* GIVEN INSTRUCTION
Set out every line bearing the string "Emphasis".

* INFORMATION SHOWN
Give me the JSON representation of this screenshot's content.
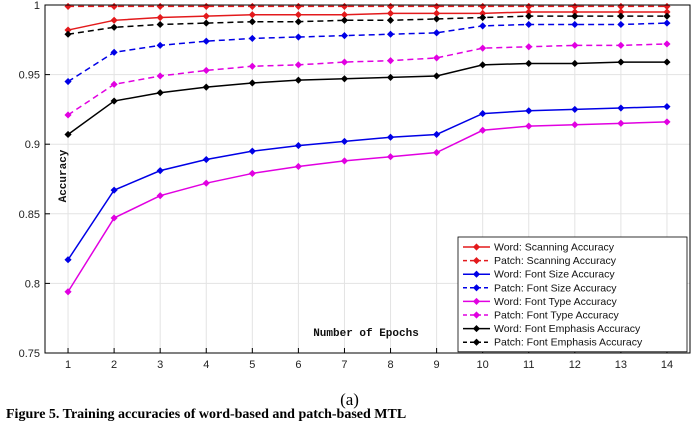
{
  "chart_data": {
    "type": "line",
    "title": "",
    "xlabel": "Number of Epochs",
    "ylabel": "Accuracy",
    "x": [
      1,
      2,
      3,
      4,
      5,
      6,
      7,
      8,
      9,
      10,
      11,
      12,
      13,
      14
    ],
    "xticks": [
      "1",
      "2",
      "3",
      "4",
      "5",
      "6",
      "7",
      "8",
      "9",
      "10",
      "11",
      "12",
      "13",
      "14"
    ],
    "ylim": [
      0.75,
      1.0
    ],
    "yticks": [
      "0.75",
      "0.8",
      "0.85",
      "0.9",
      "0.95",
      "1"
    ],
    "grid": true,
    "legend_position": "bottom-right",
    "series": [
      {
        "name": "Word: Scanning Accuracy",
        "color": "#e31a1c",
        "dash": "solid",
        "values": [
          0.982,
          0.989,
          0.991,
          0.992,
          0.993,
          0.993,
          0.993,
          0.994,
          0.994,
          0.994,
          0.995,
          0.995,
          0.995,
          0.995
        ]
      },
      {
        "name": "Patch: Scanning Accuracy",
        "color": "#e31a1c",
        "dash": "dashed",
        "values": [
          0.999,
          0.999,
          0.999,
          0.999,
          0.999,
          0.999,
          0.999,
          0.999,
          0.999,
          0.999,
          0.999,
          0.999,
          0.999,
          0.999
        ]
      },
      {
        "name": "Word: Font Size Accuracy",
        "color": "#0000e6",
        "dash": "solid",
        "values": [
          0.817,
          0.867,
          0.881,
          0.889,
          0.895,
          0.899,
          0.902,
          0.905,
          0.907,
          0.922,
          0.924,
          0.925,
          0.926,
          0.927
        ]
      },
      {
        "name": "Patch: Font Size Accuracy",
        "color": "#0000e6",
        "dash": "dashed",
        "values": [
          0.945,
          0.966,
          0.971,
          0.974,
          0.976,
          0.977,
          0.978,
          0.979,
          0.98,
          0.985,
          0.986,
          0.986,
          0.986,
          0.987
        ]
      },
      {
        "name": "Word: Font Type Accuracy",
        "color": "#e100e1",
        "dash": "solid",
        "values": [
          0.794,
          0.847,
          0.863,
          0.872,
          0.879,
          0.884,
          0.888,
          0.891,
          0.894,
          0.91,
          0.913,
          0.914,
          0.915,
          0.916
        ]
      },
      {
        "name": "Patch: Font Type Accuracy",
        "color": "#e100e1",
        "dash": "dashed",
        "values": [
          0.921,
          0.943,
          0.949,
          0.953,
          0.956,
          0.957,
          0.959,
          0.96,
          0.962,
          0.969,
          0.97,
          0.971,
          0.971,
          0.972
        ]
      },
      {
        "name": "Word: Font Emphasis Accuracy",
        "color": "#000000",
        "dash": "solid",
        "values": [
          0.907,
          0.931,
          0.937,
          0.941,
          0.944,
          0.946,
          0.947,
          0.948,
          0.949,
          0.957,
          0.958,
          0.958,
          0.959,
          0.959
        ]
      },
      {
        "name": "Patch: Font Emphasis Accuracy",
        "color": "#000000",
        "dash": "dashed",
        "values": [
          0.979,
          0.984,
          0.986,
          0.987,
          0.988,
          0.988,
          0.989,
          0.989,
          0.99,
          0.991,
          0.992,
          0.992,
          0.992,
          0.992
        ]
      }
    ]
  },
  "caption": {
    "subfigure": "(a)",
    "figure_text": "Figure 5. Training accuracies of word-based and patch-based MTL"
  }
}
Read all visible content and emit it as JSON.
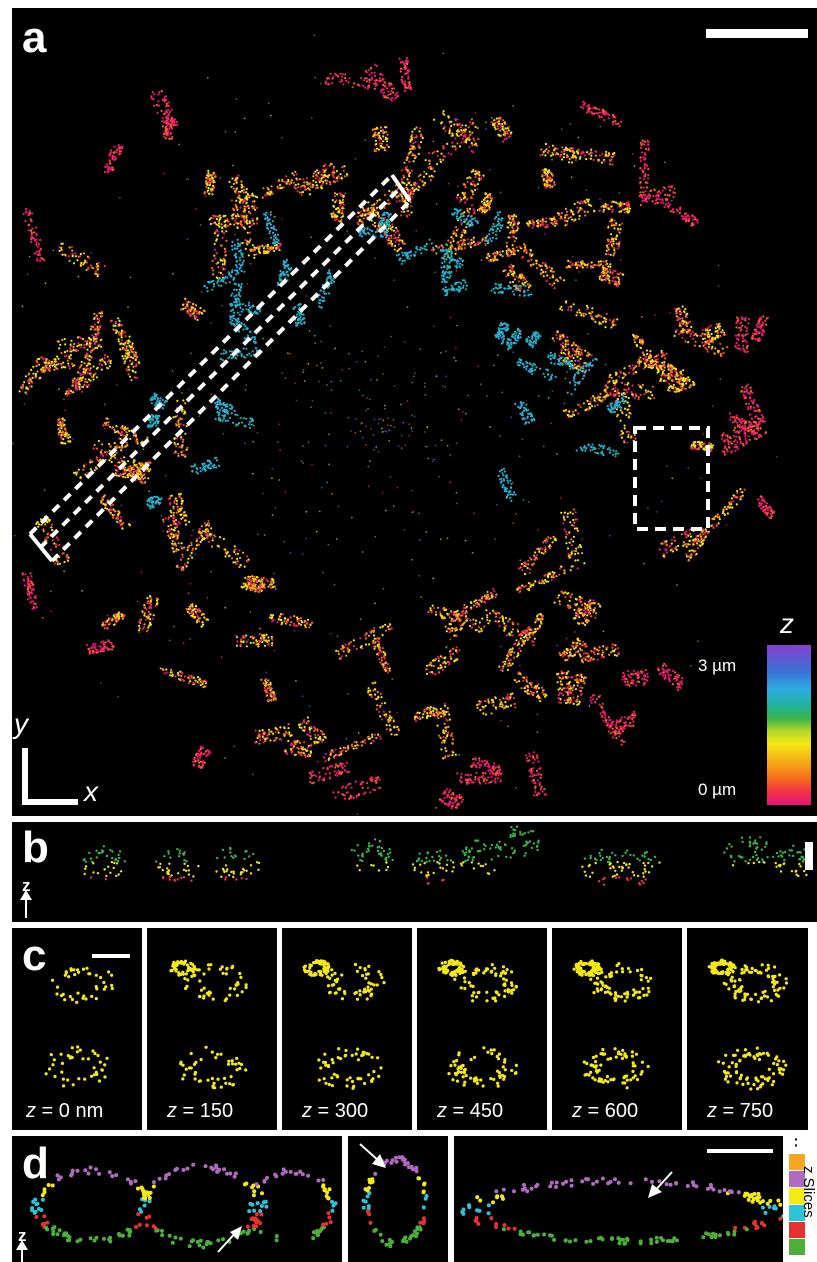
{
  "panels": {
    "a": {
      "label": "a",
      "colorbar": {
        "title": "z",
        "top_label": "3 µm",
        "bottom_label": "0 µm"
      },
      "axes": {
        "y": "y",
        "x": "x"
      }
    },
    "b": {
      "label": "b",
      "axis": "z"
    },
    "c": {
      "label": "c",
      "slices": [
        {
          "z": "z",
          "value": " = 0 nm"
        },
        {
          "z": "z",
          "value": " = 150"
        },
        {
          "z": "z",
          "value": " = 300"
        },
        {
          "z": "z",
          "value": " = 450"
        },
        {
          "z": "z",
          "value": " = 600"
        },
        {
          "z": "z",
          "value": " = 750"
        }
      ]
    },
    "d": {
      "label": "d",
      "axis": "z",
      "legend_title": "z Slices",
      "legend_colors": [
        "#f5a623",
        "#b06ac0",
        "#f5ea14",
        "#2ec4d6",
        "#e83030",
        "#4caf3a"
      ]
    }
  },
  "colors": {
    "colormap": [
      "#e8157a",
      "#f0314a",
      "#f5681e",
      "#f5a515",
      "#f5e614",
      "#b6d92a",
      "#3cb44b",
      "#20b09a",
      "#2eaee0",
      "#3b6fd4",
      "#8a3fd0"
    ],
    "slice_dots": "#f5ea14",
    "background": "#000000"
  }
}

* ANSWER TO THE PROBLEM
        "name": "Word: Font Emphasis Accuracy",
        "name": "Patch: Font Emphasis Accuracy",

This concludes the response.